▸ **Your instructions**
Report how many lines of the following entries include the string "xlabel"; respond with the number alone.

(Excerpts from a figure dataset)
◇ ◇ ◇ ◇ ◇ ◇ ◇

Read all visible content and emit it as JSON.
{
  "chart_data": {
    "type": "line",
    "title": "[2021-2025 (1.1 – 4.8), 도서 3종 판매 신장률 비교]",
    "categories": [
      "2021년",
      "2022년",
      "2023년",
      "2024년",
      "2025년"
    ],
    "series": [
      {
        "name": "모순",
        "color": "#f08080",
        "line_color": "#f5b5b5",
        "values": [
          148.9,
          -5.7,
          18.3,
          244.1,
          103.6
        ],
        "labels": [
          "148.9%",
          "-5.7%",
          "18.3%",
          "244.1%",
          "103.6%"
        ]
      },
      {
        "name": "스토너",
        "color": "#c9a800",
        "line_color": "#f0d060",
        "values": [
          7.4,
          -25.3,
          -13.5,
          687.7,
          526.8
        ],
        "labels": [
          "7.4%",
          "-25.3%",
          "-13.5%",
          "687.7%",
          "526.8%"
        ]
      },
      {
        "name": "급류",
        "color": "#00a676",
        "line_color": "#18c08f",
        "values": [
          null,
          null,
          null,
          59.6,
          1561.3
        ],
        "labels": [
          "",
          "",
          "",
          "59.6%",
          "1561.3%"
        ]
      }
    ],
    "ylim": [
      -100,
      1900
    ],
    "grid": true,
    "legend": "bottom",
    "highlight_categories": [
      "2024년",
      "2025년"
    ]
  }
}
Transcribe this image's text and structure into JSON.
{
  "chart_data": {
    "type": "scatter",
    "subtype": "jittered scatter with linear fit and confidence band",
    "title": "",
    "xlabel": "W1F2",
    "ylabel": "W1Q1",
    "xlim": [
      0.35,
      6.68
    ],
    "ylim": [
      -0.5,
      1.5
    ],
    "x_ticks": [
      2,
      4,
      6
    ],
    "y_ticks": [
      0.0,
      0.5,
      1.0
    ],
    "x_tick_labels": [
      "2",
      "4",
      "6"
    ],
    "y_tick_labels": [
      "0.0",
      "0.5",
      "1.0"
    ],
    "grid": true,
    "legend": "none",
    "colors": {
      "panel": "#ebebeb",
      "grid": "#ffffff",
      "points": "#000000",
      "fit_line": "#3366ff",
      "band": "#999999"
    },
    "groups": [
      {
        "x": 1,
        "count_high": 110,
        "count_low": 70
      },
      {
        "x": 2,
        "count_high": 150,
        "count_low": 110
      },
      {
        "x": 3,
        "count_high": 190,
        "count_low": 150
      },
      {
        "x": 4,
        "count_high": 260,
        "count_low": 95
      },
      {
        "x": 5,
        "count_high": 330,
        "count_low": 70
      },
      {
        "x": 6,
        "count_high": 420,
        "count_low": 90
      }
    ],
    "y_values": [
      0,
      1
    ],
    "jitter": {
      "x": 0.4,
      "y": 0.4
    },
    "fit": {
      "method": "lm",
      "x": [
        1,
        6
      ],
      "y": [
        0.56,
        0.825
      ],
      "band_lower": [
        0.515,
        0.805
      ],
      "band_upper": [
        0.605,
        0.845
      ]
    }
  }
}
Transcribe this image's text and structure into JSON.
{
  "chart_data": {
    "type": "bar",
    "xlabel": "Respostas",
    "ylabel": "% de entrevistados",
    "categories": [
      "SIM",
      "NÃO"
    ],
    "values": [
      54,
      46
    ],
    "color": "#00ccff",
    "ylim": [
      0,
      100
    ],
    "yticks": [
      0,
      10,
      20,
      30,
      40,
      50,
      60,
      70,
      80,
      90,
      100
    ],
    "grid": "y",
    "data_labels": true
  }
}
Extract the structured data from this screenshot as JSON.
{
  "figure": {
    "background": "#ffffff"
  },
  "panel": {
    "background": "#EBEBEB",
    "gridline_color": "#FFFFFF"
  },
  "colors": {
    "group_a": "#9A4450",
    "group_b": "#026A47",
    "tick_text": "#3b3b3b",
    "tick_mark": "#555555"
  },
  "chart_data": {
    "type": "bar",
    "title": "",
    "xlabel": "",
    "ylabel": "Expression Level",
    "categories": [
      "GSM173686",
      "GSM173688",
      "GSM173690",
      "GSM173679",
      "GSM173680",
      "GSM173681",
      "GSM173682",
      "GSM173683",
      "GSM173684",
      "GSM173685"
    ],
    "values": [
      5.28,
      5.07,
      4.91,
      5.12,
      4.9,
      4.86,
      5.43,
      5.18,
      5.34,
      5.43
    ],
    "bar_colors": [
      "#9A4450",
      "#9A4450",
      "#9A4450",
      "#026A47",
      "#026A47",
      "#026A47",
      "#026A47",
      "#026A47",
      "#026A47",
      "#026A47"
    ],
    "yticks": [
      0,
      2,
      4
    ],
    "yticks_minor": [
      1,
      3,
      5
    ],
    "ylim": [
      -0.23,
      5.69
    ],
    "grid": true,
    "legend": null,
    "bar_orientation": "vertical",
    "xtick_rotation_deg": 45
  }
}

◇ ◇ ◇ ◇ ◇ ◇ ◇

▸ **Task result**
3